To be done. Please output the records below in full, exactly as given, but without the images.

Listing.
┏━━
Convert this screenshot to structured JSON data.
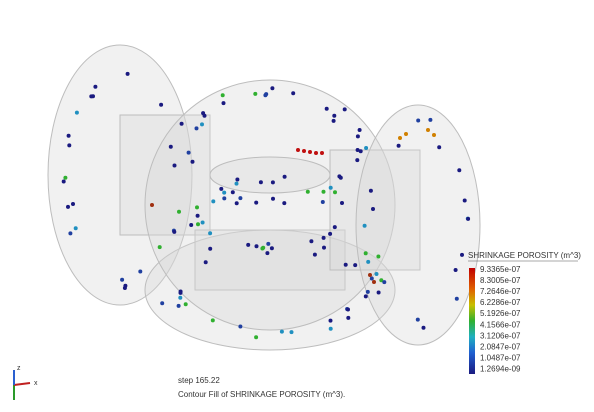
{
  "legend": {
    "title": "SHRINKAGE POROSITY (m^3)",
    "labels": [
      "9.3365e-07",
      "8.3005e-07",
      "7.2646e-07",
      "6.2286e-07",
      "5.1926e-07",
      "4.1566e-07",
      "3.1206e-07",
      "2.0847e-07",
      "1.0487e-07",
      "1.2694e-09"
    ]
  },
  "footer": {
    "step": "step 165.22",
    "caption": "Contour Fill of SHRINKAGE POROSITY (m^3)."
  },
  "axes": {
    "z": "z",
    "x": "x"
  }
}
┗━━
Complete response.
Convert this screenshot to structured JSON data.
{
  "legend": {
    "title": "SHRINKAGE POROSITY (m^3)",
    "labels": [
      "9.3365e-07",
      "8.3005e-07",
      "7.2646e-07",
      "6.2286e-07",
      "5.1926e-07",
      "4.1566e-07",
      "3.1206e-07",
      "2.0847e-07",
      "1.0487e-07",
      "1.2694e-09"
    ]
  },
  "footer": {
    "step": "step 165.22",
    "caption": "Contour Fill of SHRINKAGE POROSITY (m^3)."
  },
  "axes": {
    "z": "z",
    "x": "x"
  }
}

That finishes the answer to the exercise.